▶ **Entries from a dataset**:
※ ※ ※

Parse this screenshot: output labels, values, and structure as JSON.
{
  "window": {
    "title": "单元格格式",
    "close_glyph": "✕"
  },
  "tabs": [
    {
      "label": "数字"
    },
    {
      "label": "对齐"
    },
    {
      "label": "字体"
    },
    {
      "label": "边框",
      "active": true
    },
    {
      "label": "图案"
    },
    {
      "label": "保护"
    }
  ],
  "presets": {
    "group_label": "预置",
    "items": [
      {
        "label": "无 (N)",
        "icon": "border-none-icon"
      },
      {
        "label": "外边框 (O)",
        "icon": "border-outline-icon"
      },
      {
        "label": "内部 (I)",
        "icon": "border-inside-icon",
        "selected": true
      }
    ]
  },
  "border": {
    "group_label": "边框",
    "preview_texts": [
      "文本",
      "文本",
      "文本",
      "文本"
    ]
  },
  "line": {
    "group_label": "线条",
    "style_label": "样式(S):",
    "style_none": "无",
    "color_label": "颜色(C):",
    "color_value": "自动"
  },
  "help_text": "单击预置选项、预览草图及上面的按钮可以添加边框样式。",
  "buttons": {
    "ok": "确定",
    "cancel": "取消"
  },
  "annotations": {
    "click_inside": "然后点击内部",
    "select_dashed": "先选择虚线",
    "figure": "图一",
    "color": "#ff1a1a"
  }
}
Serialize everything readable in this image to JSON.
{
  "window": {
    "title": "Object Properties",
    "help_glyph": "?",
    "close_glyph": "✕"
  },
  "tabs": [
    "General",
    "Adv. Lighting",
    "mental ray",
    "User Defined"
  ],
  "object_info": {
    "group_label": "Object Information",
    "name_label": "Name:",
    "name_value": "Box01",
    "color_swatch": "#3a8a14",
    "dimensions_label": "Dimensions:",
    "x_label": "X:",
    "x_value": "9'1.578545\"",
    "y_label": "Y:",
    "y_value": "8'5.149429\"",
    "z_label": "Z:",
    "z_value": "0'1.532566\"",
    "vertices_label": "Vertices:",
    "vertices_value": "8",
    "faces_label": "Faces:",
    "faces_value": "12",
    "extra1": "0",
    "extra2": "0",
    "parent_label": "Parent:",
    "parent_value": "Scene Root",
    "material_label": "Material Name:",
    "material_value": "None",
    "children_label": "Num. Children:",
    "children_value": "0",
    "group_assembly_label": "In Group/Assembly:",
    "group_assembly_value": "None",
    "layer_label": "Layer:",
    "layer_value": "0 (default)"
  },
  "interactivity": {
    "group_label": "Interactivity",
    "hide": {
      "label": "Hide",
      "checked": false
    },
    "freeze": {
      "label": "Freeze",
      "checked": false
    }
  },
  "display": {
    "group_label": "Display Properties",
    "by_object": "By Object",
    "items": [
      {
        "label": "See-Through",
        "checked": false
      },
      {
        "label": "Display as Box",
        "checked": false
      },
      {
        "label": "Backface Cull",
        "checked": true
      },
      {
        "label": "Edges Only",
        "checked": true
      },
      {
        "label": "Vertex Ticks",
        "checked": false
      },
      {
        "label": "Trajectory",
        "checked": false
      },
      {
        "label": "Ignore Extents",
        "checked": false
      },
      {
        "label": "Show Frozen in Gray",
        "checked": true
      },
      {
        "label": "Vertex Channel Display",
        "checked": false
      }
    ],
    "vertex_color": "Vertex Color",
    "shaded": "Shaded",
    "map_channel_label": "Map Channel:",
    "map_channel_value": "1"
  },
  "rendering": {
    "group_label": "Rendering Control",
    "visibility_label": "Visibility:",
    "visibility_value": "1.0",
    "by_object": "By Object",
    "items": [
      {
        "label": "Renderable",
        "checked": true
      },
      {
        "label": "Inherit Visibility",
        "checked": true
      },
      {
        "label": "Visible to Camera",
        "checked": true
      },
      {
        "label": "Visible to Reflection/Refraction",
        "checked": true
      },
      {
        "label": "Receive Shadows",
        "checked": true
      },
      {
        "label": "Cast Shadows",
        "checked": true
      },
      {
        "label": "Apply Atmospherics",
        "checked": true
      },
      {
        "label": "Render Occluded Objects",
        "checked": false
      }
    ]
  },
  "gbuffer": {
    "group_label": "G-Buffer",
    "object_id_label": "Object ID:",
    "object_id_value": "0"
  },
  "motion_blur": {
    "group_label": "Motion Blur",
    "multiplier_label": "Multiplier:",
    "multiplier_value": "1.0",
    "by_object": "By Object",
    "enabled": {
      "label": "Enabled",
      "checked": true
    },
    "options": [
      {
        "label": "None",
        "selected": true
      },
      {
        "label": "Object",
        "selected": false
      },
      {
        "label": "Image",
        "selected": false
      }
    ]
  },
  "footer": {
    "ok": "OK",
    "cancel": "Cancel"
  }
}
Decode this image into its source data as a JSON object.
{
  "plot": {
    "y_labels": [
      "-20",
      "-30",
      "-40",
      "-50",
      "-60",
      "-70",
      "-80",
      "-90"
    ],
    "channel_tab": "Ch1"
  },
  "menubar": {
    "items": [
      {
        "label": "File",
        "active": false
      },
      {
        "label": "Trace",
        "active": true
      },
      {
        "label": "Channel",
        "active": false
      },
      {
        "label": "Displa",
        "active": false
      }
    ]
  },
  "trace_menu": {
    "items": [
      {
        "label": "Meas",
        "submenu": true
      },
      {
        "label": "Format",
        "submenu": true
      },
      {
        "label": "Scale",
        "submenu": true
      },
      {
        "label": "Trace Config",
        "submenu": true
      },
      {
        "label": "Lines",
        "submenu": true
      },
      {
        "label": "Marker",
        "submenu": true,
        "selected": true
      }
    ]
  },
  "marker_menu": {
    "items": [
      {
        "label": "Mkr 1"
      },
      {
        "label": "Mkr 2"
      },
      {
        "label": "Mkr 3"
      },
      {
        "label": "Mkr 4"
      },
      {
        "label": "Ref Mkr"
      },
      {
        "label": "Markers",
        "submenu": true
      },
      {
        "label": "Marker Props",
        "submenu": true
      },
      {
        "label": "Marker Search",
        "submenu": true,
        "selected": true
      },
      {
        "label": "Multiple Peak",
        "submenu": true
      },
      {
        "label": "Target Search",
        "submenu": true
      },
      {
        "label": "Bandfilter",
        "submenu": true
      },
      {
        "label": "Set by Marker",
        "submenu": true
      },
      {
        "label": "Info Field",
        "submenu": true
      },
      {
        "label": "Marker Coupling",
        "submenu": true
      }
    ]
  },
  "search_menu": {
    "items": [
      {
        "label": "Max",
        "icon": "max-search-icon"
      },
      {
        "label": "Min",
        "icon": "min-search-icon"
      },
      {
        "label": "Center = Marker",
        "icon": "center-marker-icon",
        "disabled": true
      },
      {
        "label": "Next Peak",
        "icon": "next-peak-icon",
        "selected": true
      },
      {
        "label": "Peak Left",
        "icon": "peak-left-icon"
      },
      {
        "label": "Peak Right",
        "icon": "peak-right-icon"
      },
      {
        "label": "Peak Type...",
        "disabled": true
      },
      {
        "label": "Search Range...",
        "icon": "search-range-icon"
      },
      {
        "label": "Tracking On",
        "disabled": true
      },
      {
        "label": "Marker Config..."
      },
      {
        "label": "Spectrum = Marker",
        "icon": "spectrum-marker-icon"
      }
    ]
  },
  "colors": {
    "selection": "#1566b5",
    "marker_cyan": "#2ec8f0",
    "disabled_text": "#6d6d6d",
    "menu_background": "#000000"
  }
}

※ ※ ※

▶ **WHAT THE EXERCISE ASKS**: Report only the number of lines that hold the word "Properties".

▶ **RESPONSE TO THIS EXERCISE**: 2